Your task: Skip the pictures and extract all of the lines exactly as written.

Data extract:
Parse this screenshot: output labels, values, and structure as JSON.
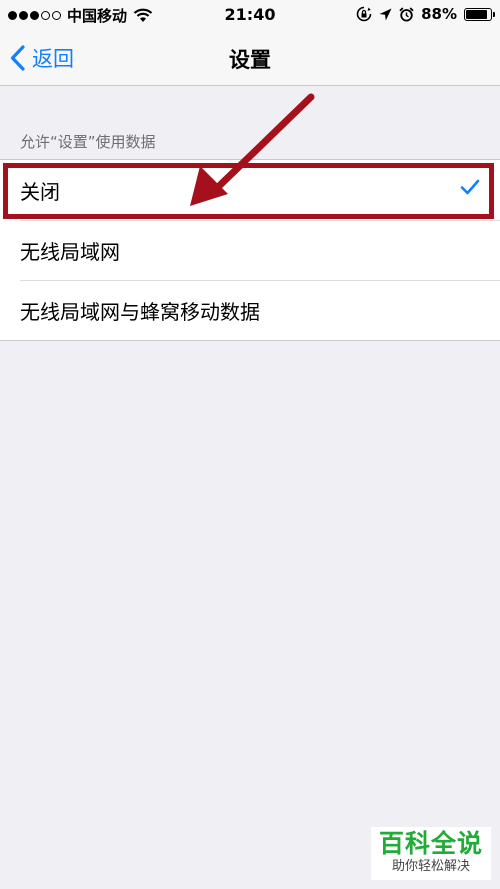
{
  "status_bar": {
    "carrier": "中国移动",
    "time": "21:40",
    "battery_percent": "88%",
    "battery_level": 0.88,
    "icons": [
      "signal-dots-icon",
      "wifi-icon",
      "orientation-lock-icon",
      "location-arrow-icon",
      "alarm-icon",
      "battery-icon"
    ]
  },
  "nav": {
    "back_label": "返回",
    "title": "设置"
  },
  "section": {
    "header": "允许“设置”使用数据",
    "options": [
      {
        "label": "关闭",
        "selected": true
      },
      {
        "label": "无线局域网",
        "selected": false
      },
      {
        "label": "无线局域网与蜂窝移动数据",
        "selected": false
      }
    ]
  },
  "colors": {
    "accent": "#157efb",
    "annotation": "#a4101c",
    "background": "#efeff4",
    "watermark": "#22ab38"
  },
  "watermark": {
    "title": "百科全说",
    "subtitle": "助你轻松解决"
  }
}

Correct output:
Parse this screenshot: output labels, values, and structure as JSON.
{
  "status_bar": {
    "carrier": "中国移动",
    "time": "21:40",
    "battery_percent": "88%",
    "battery_level": 0.88,
    "icons": [
      "signal-dots-icon",
      "wifi-icon",
      "orientation-lock-icon",
      "location-arrow-icon",
      "alarm-icon",
      "battery-icon"
    ]
  },
  "nav": {
    "back_label": "返回",
    "title": "设置"
  },
  "section": {
    "header": "允许“设置”使用数据",
    "options": [
      {
        "label": "关闭",
        "selected": true
      },
      {
        "label": "无线局域网",
        "selected": false
      },
      {
        "label": "无线局域网与蜂窝移动数据",
        "selected": false
      }
    ]
  },
  "colors": {
    "accent": "#157efb",
    "annotation": "#a4101c",
    "background": "#efeff4",
    "watermark": "#22ab38"
  },
  "watermark": {
    "title": "百科全说",
    "subtitle": "助你轻松解决"
  }
}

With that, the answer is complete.